**YOUR OBJECTIVE:** Repeat every entry in the listing below, exactly.

**DATA PROVIDED:**
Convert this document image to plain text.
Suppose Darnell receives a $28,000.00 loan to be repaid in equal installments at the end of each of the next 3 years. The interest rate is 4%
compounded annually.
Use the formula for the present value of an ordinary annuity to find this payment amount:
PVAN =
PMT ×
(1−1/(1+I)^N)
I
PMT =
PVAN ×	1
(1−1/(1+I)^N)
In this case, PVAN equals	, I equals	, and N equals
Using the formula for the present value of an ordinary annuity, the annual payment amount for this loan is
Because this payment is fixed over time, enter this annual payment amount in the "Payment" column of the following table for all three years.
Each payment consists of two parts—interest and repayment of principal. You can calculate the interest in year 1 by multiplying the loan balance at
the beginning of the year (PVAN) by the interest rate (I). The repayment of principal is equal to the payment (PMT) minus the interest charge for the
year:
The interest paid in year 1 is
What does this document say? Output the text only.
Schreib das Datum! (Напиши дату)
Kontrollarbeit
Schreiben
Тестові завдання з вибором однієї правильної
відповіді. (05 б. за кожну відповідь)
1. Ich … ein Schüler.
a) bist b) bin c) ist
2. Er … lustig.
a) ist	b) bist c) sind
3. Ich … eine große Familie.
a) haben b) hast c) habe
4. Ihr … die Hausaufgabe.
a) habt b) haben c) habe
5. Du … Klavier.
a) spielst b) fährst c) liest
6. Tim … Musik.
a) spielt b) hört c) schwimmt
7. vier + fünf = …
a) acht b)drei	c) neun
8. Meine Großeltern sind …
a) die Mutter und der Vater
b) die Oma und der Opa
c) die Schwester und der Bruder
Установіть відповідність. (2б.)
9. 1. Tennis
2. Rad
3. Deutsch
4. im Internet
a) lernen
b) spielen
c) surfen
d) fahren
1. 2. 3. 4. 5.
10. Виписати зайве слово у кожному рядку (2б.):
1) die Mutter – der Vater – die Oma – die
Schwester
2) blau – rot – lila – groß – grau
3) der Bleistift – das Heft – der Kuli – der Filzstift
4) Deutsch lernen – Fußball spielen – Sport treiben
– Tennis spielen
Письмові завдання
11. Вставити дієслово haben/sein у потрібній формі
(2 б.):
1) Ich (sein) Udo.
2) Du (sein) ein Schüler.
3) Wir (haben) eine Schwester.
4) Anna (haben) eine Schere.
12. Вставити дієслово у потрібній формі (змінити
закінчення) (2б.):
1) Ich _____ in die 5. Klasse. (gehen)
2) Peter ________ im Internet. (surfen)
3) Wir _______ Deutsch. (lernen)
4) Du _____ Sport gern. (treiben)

**FINISHED ANSWER:**
Convert this document image to plain text.
Suppose Darnell receives a $28,000.00 loan to be repaid in equal installments at the end of each of the next 3 years. The interest rate is 4%
compounded annually.
Use the formula for the present value of an ordinary annuity to find this payment amount:
PVAN =
PMT ×
(1−1/(1+I)^N)
I
PMT =
PVAN ×	1
(1−1/(1+I)^N)
In this case, PVAN equals	, I equals	, and N equals
Using the formula for the present value of an ordinary annuity, the annual payment amount for this loan is
Because this payment is fixed over time, enter this annual payment amount in the "Payment" column of the following table for all three years.
Each payment consists of two parts—interest and repayment of principal. You can calculate the interest in year 1 by multiplying the loan balance at
the beginning of the year (PVAN) by the interest rate (I). The repayment of principal is equal to the payment (PMT) minus the interest charge for the
year:
The interest paid in year 1 is
What does this document say? Output the text only.
Schreib das Datum! (Напиши дату)
Kontrollarbeit
Schreiben
Тестові завдання з вибором однієї правильної
відповіді. (05 б. за кожну відповідь)
1. Ich … ein Schüler.
a) bist b) bin c) ist
2. Er … lustig.
a) ist	b) bist c) sind
3. Ich … eine große Familie.
a) haben b) hast c) habe
4. Ihr … die Hausaufgabe.
a) habt b) haben c) habe
5. Du … Klavier.
a) spielst b) fährst c) liest
6. Tim … Musik.
a) spielt b) hört c) schwimmt
7. vier + fünf = …
a) acht b)drei	c) neun
8. Meine Großeltern sind …
a) die Mutter und der Vater
b) die Oma und der Opa
c) die Schwester und der Bruder
Установіть відповідність. (2б.)
9. 1. Tennis
2. Rad
3. Deutsch
4. im Internet
a) lernen
b) spielen
c) surfen
d) fahren
1. 2. 3. 4. 5.
10. Виписати зайве слово у кожному рядку (2б.):
1) die Mutter – der Vater – die Oma – die
Schwester
2) blau – rot – lila – groß – grau
3) der Bleistift – das Heft – der Kuli – der Filzstift
4) Deutsch lernen – Fußball spielen – Sport treiben
– Tennis spielen
Письмові завдання
11. Вставити дієслово haben/sein у потрібній формі
(2 б.):
1) Ich (sein) Udo.
2) Du (sein) ein Schüler.
3) Wir (haben) eine Schwester.
4) Anna (haben) eine Schere.
12. Вставити дієслово у потрібній формі (змінити
закінчення) (2б.):
1) Ich _____ in die 5. Klasse. (gehen)
2) Peter ________ im Internet. (surfen)
3) Wir _______ Deutsch. (lernen)
4) Du _____ Sport gern. (treiben)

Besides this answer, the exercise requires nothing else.